Layout dataset entries
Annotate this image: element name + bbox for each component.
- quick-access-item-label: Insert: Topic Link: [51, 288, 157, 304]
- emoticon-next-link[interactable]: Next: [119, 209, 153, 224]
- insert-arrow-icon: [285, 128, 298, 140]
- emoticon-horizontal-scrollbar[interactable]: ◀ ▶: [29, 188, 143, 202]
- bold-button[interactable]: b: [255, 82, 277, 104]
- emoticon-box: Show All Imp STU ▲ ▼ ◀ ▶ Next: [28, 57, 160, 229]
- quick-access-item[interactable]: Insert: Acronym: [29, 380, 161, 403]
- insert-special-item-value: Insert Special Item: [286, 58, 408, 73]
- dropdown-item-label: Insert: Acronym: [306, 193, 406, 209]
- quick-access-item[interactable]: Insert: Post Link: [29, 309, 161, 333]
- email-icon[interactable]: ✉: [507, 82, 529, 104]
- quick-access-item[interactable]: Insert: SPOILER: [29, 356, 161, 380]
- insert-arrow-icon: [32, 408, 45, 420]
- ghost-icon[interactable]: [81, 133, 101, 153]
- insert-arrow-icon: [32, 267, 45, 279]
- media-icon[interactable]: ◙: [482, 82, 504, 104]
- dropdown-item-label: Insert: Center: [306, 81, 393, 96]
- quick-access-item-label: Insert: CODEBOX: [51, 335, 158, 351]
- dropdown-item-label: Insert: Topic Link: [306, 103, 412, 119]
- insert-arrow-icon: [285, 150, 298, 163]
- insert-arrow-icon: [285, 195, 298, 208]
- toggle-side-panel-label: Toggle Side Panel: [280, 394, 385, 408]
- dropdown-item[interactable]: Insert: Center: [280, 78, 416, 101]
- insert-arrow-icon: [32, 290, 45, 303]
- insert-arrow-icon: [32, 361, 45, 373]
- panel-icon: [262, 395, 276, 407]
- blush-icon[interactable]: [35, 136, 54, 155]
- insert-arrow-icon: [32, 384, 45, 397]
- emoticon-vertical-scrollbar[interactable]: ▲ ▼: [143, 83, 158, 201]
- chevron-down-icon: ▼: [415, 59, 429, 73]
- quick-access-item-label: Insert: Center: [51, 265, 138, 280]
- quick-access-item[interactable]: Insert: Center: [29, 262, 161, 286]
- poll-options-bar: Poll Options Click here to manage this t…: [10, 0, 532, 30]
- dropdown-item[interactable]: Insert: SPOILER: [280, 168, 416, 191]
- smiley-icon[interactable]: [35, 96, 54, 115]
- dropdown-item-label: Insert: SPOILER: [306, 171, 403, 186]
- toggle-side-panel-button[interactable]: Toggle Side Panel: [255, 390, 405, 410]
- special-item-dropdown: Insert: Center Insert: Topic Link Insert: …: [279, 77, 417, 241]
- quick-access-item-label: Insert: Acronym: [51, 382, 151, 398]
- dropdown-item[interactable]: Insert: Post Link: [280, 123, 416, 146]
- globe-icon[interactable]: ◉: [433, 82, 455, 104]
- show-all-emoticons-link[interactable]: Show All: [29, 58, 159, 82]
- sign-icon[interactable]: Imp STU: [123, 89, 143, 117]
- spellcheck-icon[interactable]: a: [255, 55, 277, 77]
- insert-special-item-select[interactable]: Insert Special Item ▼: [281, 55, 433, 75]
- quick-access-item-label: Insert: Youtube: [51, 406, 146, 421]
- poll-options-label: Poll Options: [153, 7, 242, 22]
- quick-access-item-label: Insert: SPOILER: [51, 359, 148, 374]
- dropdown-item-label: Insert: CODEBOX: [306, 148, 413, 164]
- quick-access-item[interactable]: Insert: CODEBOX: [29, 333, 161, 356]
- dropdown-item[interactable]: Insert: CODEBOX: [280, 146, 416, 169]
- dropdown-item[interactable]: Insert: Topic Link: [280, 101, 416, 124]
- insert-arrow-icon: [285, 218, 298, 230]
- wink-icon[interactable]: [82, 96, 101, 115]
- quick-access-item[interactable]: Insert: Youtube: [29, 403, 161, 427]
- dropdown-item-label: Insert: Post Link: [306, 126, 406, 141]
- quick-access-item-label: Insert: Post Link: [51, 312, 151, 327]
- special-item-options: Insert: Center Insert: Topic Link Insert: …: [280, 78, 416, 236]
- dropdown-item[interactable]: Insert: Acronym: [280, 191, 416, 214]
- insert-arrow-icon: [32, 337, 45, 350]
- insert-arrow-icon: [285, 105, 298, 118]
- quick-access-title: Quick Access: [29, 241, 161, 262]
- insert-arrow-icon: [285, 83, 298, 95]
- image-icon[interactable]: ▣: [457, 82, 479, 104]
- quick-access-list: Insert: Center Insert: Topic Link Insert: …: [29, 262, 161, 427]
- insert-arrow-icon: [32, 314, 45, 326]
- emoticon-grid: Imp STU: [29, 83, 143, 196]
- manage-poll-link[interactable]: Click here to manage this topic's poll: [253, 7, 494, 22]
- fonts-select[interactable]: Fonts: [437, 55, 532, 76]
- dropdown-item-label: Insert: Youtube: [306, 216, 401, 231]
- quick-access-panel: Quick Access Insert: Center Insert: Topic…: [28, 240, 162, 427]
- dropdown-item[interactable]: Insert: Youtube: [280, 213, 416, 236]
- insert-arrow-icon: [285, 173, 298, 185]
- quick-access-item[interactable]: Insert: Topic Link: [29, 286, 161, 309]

Exercise aim:
Output every one of the lines above as a Markdown table with the columns "No." and "Line," numbering the rows in order and omitting blank lines.

Solution for this problem:
| No. | Line |
|---|---|
| 1 | Annotate this image: element name + bbox for each component. |
| 2 | - quick-access-item-label: Insert: Topic Link: [51, 288, 157, 304] |
| 3 | - emoticon-next-link[interactable]: Next: [119, 209, 153, 224] |
| 4 | - insert-arrow-icon: [285, 128, 298, 140] |
| 5 | - emoticon-horizontal-scrollbar[interactable]: ◀ ▶: [29, 188, 143, 202] |
| 6 | - bold-button[interactable]: b: [255, 82, 277, 104] |
| 7 | - emoticon-box: Show All Imp STU ▲ ▼ ◀ ▶ Next: [28, 57, 160, 229] |
| 8 | - quick-access-item[interactable]: Insert: Acronym: [29, 380, 161, 403] |
| 9 | - insert-special-item-value: Insert Special Item: [286, 58, 408, 73] |
| 10 | - dropdown-item-label: Insert: Acronym: [306, 193, 406, 209] |
| 11 | - quick-access-item[interactable]: Insert: Post Link: [29, 309, 161, 333] |
| 12 | - email-icon[interactable]: ✉: [507, 82, 529, 104] |
| 13 | - quick-access-item[interactable]: Insert: SPOILER: [29, 356, 161, 380] |
| 14 | - insert-arrow-icon: [32, 408, 45, 420] |
| 15 | - ghost-icon[interactable]: [81, 133, 101, 153] |
| 16 | - insert-arrow-icon: [32, 267, 45, 279] |
| 17 | - media-icon[interactable]: ◙: [482, 82, 504, 104] |
| 18 | - dropdown-item-label: Insert: Center: [306, 81, 393, 96] |
| 19 | - quick-access-item-label: Insert: CODEBOX: [51, 335, 158, 351] |
| 20 | - dropdown-item-label: Insert: Topic Link: [306, 103, 412, 119] |
| 21 | - insert-arrow-icon: [285, 150, 298, 163] |
| 22 | - insert-arrow-icon: [285, 195, 298, 208] |
| 23 | - toggle-side-panel-label: Toggle Side Panel: [280, 394, 385, 408] |
| 24 | - dropdown-item[interactable]: Insert: Center: [280, 78, 416, 101] |
| 25 | - insert-arrow-icon: [32, 290, 45, 303] |
| 26 | - insert-arrow-icon: [32, 361, 45, 373] |
| 27 | - panel-icon: [262, 395, 276, 407] |
| 28 | - blush-icon[interactable]: [35, 136, 54, 155] |
| 29 | - insert-arrow-icon: [32, 384, 45, 397] |
| 30 | - emoticon-vertical-scrollbar[interactable]: ▲ ▼: [143, 83, 158, 201] |
| 31 | - chevron-down-icon: ▼: [415, 59, 429, 73] |
| 32 | - quick-access-item-label: Insert: Center: [51, 265, 138, 280] |
| 33 | - quick-access-item[interactable]: Insert: Center: [29, 262, 161, 286] |
| 34 | - poll-options-bar: Poll Options Click here to manage this t…: [10, 0, 532, 30] |
| 35 | - dropdown-item[interactable]: Insert: SPOILER: [280, 168, 416, 191] |
| 36 | - smiley-icon[interactable]: [35, 96, 54, 115] |
| 37 | - dropdown-item-label: Insert: SPOILER: [306, 171, 403, 186] |
| 38 | - toggle-side-panel-button[interactable]: Toggle Side Panel: [255, 390, 405, 410] |
| 39 | - special-item-dropdown: Insert: Center Insert: Topic Link Insert: …: [279, 77, 417, 241] |
| 40 | - quick-access-item-label: Insert: Acronym: [51, 382, 151, 398] |
| 41 | - dropdown-item[interactable]: Insert: Post Link: [280, 123, 416, 146] |
| 42 | - globe-icon[interactable]: ◉: [433, 82, 455, 104] |
| 43 | - show-all-emoticons-link[interactable]: Show All: [29, 58, 159, 82] |
| 44 | - sign-icon[interactable]: Imp STU: [123, 89, 143, 117] |
| 45 | - spellcheck-icon[interactable]: a: [255, 55, 277, 77] |
| 46 | - insert-special-item-select[interactable]: Insert Special Item ▼: [281, 55, 433, 75] |
| 47 | - quick-access-item-label: Insert: Youtube: [51, 406, 146, 421] |
| 48 | - poll-options-label: Poll Options: [153, 7, 242, 22] |
| 49 | - quick-access-item-label: Insert: SPOILER: [51, 359, 148, 374] |
| 50 | - dropdown-item-label: Insert: CODEBOX: [306, 148, 413, 164] |
| 51 | - quick-access-item[interactable]: Insert: CODEBOX: [29, 333, 161, 356] |
| 52 | - dropdown-item[interactable]: Insert: CODEBOX: [280, 146, 416, 169] |
| 53 | - dropdown-item[interactable]: Insert: Topic Link: [280, 101, 416, 124] |
| 54 | - insert-arrow-icon: [285, 218, 298, 230] |
| 55 | - wink-icon[interactable]: [82, 96, 101, 115] |
| 56 | - quick-access-item[interactable]: Insert: Youtube: [29, 403, 161, 427] |
| 57 | - dropdown-item-label: Insert: Post Link: [306, 126, 406, 141] |
| 58 | - quick-access-item-label: Insert: Post Link: [51, 312, 151, 327] |
| 59 | - special-item-options: Insert: Center Insert: Topic Link Insert: …: [280, 78, 416, 236] |
| 60 | - dropdown-item[interactable]: Insert: Acronym: [280, 191, 416, 214] |
| 61 | - insert-arrow-icon: [32, 337, 45, 350] |
| 62 | - insert-arrow-icon: [285, 105, 298, 118] |
| 63 | - quick-access-title: Quick Access: [29, 241, 161, 262] |
| 64 | - insert-arrow-icon: [285, 83, 298, 95] |
| 65 | - image-icon[interactable]: ▣: [457, 82, 479, 104] |
| 66 | - quick-access-list: Insert: Center Insert: Topic Link Insert: …: [29, 262, 161, 427] |
| 67 | - insert-arrow-icon: [32, 314, 45, 326] |
| 68 | - emoticon-grid: Imp STU: [29, 83, 143, 196] |
| 69 | - manage-poll-link[interactable]: Click here to manage this topic's poll: [253, 7, 494, 22] |
| 70 | - fonts-select[interactable]: Fonts: [437, 55, 532, 76] |
| 71 | - dropdown-item-label: Insert: Youtube: [306, 216, 401, 231] |
| 72 | - quick-access-panel: Quick Access Insert: Center Insert: Topic…: [28, 240, 162, 427] |
| 73 | - dropdown-item[interactable]: Insert: Youtube: [280, 213, 416, 236] |
| 74 | - insert-arrow-icon: [285, 173, 298, 185] |
| 75 | - quick-access-item[interactable]: Insert: Topic Link: [29, 286, 161, 309] |